- [Task brief] Your task is to quote the material that follows, in full and exactly.

--- Begin Data rows ---

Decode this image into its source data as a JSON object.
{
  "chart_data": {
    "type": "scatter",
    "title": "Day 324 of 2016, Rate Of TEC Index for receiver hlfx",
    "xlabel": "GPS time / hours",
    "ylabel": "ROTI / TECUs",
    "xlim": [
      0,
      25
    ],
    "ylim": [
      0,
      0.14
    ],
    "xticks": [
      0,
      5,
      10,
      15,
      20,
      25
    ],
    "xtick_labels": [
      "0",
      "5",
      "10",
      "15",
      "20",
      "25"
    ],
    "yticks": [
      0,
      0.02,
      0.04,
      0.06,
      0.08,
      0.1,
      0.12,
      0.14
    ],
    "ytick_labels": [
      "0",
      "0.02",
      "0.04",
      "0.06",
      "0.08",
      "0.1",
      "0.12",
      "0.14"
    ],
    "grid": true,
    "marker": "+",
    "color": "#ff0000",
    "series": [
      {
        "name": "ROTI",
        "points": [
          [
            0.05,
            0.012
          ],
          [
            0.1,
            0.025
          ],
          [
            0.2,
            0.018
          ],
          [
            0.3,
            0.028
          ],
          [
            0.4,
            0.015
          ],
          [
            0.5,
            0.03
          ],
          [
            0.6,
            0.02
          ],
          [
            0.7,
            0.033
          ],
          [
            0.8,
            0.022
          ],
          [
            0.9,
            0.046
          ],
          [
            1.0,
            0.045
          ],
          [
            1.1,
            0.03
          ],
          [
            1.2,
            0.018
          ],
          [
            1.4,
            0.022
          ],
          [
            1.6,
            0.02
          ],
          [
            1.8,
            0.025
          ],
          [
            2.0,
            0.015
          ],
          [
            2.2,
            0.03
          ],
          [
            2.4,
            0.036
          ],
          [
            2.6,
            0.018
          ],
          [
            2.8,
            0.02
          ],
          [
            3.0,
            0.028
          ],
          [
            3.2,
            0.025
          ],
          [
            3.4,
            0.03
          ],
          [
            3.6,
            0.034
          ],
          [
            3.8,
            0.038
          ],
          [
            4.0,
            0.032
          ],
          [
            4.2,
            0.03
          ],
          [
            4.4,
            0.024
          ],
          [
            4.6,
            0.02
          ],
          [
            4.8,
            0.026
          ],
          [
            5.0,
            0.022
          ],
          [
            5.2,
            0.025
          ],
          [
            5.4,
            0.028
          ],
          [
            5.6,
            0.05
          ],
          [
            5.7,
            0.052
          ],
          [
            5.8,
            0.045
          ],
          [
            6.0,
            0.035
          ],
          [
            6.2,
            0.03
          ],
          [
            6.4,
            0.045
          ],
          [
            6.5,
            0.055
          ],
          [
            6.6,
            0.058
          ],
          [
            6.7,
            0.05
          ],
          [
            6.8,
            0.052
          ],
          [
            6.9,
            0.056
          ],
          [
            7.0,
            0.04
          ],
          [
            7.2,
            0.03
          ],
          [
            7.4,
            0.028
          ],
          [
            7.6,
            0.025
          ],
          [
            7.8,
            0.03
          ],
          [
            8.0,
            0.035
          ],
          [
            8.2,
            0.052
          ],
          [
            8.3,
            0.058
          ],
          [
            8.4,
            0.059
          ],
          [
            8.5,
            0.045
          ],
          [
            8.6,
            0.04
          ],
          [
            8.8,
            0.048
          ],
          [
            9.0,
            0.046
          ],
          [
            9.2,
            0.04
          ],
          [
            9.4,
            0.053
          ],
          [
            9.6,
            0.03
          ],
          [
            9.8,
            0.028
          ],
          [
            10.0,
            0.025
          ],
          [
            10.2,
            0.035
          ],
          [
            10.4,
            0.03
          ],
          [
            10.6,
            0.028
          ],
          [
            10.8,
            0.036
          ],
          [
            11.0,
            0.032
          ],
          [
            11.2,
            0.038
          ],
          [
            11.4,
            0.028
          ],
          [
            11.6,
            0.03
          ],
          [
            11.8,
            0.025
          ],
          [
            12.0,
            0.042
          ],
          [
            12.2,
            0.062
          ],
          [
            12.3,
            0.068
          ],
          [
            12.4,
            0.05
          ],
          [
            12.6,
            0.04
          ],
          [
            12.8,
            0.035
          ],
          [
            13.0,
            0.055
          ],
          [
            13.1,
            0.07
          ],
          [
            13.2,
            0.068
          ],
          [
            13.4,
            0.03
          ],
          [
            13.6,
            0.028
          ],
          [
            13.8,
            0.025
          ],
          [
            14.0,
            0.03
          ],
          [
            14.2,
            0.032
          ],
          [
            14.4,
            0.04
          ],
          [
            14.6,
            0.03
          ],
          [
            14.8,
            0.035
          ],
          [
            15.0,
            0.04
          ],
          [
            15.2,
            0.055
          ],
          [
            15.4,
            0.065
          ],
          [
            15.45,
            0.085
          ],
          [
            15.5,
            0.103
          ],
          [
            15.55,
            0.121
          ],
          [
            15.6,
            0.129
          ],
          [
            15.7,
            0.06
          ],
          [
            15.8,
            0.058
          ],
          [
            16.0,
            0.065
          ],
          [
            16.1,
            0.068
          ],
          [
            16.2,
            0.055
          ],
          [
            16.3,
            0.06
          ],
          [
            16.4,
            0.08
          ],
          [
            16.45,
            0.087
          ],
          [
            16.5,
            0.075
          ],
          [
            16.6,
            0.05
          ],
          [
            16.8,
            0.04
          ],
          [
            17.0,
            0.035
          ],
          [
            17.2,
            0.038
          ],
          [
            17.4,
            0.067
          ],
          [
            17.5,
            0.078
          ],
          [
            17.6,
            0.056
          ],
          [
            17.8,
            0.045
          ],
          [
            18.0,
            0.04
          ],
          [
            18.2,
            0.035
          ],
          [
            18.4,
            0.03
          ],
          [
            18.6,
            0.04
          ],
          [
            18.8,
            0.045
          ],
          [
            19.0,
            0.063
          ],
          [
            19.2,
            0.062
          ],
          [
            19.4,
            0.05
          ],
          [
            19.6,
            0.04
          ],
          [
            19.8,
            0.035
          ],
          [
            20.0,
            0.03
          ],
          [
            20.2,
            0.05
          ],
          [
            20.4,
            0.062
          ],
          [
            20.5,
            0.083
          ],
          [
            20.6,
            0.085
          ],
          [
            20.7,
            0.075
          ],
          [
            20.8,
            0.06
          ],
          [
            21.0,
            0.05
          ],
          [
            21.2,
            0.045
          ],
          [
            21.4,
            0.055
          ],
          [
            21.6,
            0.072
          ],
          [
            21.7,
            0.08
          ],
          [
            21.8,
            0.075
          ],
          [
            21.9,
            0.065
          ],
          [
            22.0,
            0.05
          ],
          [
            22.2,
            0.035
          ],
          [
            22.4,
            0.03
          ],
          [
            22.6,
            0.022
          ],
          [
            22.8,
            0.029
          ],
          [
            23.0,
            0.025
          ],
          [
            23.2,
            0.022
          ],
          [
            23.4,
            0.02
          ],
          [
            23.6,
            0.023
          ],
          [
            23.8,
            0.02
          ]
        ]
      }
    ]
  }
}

--- End Data rows ---

- [Written response]
Decode this image into its source data as a JSON object.
{
  "chart_data": {
    "type": "scatter",
    "title": "Day 324 of 2016, Rate Of TEC Index for receiver hlfx",
    "xlabel": "GPS time / hours",
    "ylabel": "ROTI / TECUs",
    "xlim": [
      0,
      25
    ],
    "ylim": [
      0,
      0.14
    ],
    "xticks": [
      0,
      5,
      10,
      15,
      20,
      25
    ],
    "xtick_labels": [
      "0",
      "5",
      "10",
      "15",
      "20",
      "25"
    ],
    "yticks": [
      0,
      0.02,
      0.04,
      0.06,
      0.08,
      0.1,
      0.12,
      0.14
    ],
    "ytick_labels": [
      "0",
      "0.02",
      "0.04",
      "0.06",
      "0.08",
      "0.1",
      "0.12",
      "0.14"
    ],
    "grid": true,
    "marker": "+",
    "color": "#ff0000",
    "series": [
      {
        "name": "ROTI",
        "points": [
          [
            0.05,
            0.012
          ],
          [
            0.1,
            0.025
          ],
          [
            0.2,
            0.018
          ],
          [
            0.3,
            0.028
          ],
          [
            0.4,
            0.015
          ],
          [
            0.5,
            0.03
          ],
          [
            0.6,
            0.02
          ],
          [
            0.7,
            0.033
          ],
          [
            0.8,
            0.022
          ],
          [
            0.9,
            0.046
          ],
          [
            1.0,
            0.045
          ],
          [
            1.1,
            0.03
          ],
          [
            1.2,
            0.018
          ],
          [
            1.4,
            0.022
          ],
          [
            1.6,
            0.02
          ],
          [
            1.8,
            0.025
          ],
          [
            2.0,
            0.015
          ],
          [
            2.2,
            0.03
          ],
          [
            2.4,
            0.036
          ],
          [
            2.6,
            0.018
          ],
          [
            2.8,
            0.02
          ],
          [
            3.0,
            0.028
          ],
          [
            3.2,
            0.025
          ],
          [
            3.4,
            0.03
          ],
          [
            3.6,
            0.034
          ],
          [
            3.8,
            0.038
          ],
          [
            4.0,
            0.032
          ],
          [
            4.2,
            0.03
          ],
          [
            4.4,
            0.024
          ],
          [
            4.6,
            0.02
          ],
          [
            4.8,
            0.026
          ],
          [
            5.0,
            0.022
          ],
          [
            5.2,
            0.025
          ],
          [
            5.4,
            0.028
          ],
          [
            5.6,
            0.05
          ],
          [
            5.7,
            0.052
          ],
          [
            5.8,
            0.045
          ],
          [
            6.0,
            0.035
          ],
          [
            6.2,
            0.03
          ],
          [
            6.4,
            0.045
          ],
          [
            6.5,
            0.055
          ],
          [
            6.6,
            0.058
          ],
          [
            6.7,
            0.05
          ],
          [
            6.8,
            0.052
          ],
          [
            6.9,
            0.056
          ],
          [
            7.0,
            0.04
          ],
          [
            7.2,
            0.03
          ],
          [
            7.4,
            0.028
          ],
          [
            7.6,
            0.025
          ],
          [
            7.8,
            0.03
          ],
          [
            8.0,
            0.035
          ],
          [
            8.2,
            0.052
          ],
          [
            8.3,
            0.058
          ],
          [
            8.4,
            0.059
          ],
          [
            8.5,
            0.045
          ],
          [
            8.6,
            0.04
          ],
          [
            8.8,
            0.048
          ],
          [
            9.0,
            0.046
          ],
          [
            9.2,
            0.04
          ],
          [
            9.4,
            0.053
          ],
          [
            9.6,
            0.03
          ],
          [
            9.8,
            0.028
          ],
          [
            10.0,
            0.025
          ],
          [
            10.2,
            0.035
          ],
          [
            10.4,
            0.03
          ],
          [
            10.6,
            0.028
          ],
          [
            10.8,
            0.036
          ],
          [
            11.0,
            0.032
          ],
          [
            11.2,
            0.038
          ],
          [
            11.4,
            0.028
          ],
          [
            11.6,
            0.03
          ],
          [
            11.8,
            0.025
          ],
          [
            12.0,
            0.042
          ],
          [
            12.2,
            0.062
          ],
          [
            12.3,
            0.068
          ],
          [
            12.4,
            0.05
          ],
          [
            12.6,
            0.04
          ],
          [
            12.8,
            0.035
          ],
          [
            13.0,
            0.055
          ],
          [
            13.1,
            0.07
          ],
          [
            13.2,
            0.068
          ],
          [
            13.4,
            0.03
          ],
          [
            13.6,
            0.028
          ],
          [
            13.8,
            0.025
          ],
          [
            14.0,
            0.03
          ],
          [
            14.2,
            0.032
          ],
          [
            14.4,
            0.04
          ],
          [
            14.6,
            0.03
          ],
          [
            14.8,
            0.035
          ],
          [
            15.0,
            0.04
          ],
          [
            15.2,
            0.055
          ],
          [
            15.4,
            0.065
          ],
          [
            15.45,
            0.085
          ],
          [
            15.5,
            0.103
          ],
          [
            15.55,
            0.121
          ],
          [
            15.6,
            0.129
          ],
          [
            15.7,
            0.06
          ],
          [
            15.8,
            0.058
          ],
          [
            16.0,
            0.065
          ],
          [
            16.1,
            0.068
          ],
          [
            16.2,
            0.055
          ],
          [
            16.3,
            0.06
          ],
          [
            16.4,
            0.08
          ],
          [
            16.45,
            0.087
          ],
          [
            16.5,
            0.075
          ],
          [
            16.6,
            0.05
          ],
          [
            16.8,
            0.04
          ],
          [
            17.0,
            0.035
          ],
          [
            17.2,
            0.038
          ],
          [
            17.4,
            0.067
          ],
          [
            17.5,
            0.078
          ],
          [
            17.6,
            0.056
          ],
          [
            17.8,
            0.045
          ],
          [
            18.0,
            0.04
          ],
          [
            18.2,
            0.035
          ],
          [
            18.4,
            0.03
          ],
          [
            18.6,
            0.04
          ],
          [
            18.8,
            0.045
          ],
          [
            19.0,
            0.063
          ],
          [
            19.2,
            0.062
          ],
          [
            19.4,
            0.05
          ],
          [
            19.6,
            0.04
          ],
          [
            19.8,
            0.035
          ],
          [
            20.0,
            0.03
          ],
          [
            20.2,
            0.05
          ],
          [
            20.4,
            0.062
          ],
          [
            20.5,
            0.083
          ],
          [
            20.6,
            0.085
          ],
          [
            20.7,
            0.075
          ],
          [
            20.8,
            0.06
          ],
          [
            21.0,
            0.05
          ],
          [
            21.2,
            0.045
          ],
          [
            21.4,
            0.055
          ],
          [
            21.6,
            0.072
          ],
          [
            21.7,
            0.08
          ],
          [
            21.8,
            0.075
          ],
          [
            21.9,
            0.065
          ],
          [
            22.0,
            0.05
          ],
          [
            22.2,
            0.035
          ],
          [
            22.4,
            0.03
          ],
          [
            22.6,
            0.022
          ],
          [
            22.8,
            0.029
          ],
          [
            23.0,
            0.025
          ],
          [
            23.2,
            0.022
          ],
          [
            23.4,
            0.02
          ],
          [
            23.6,
            0.023
          ],
          [
            23.8,
            0.02
          ]
        ]
      }
    ]
  }
}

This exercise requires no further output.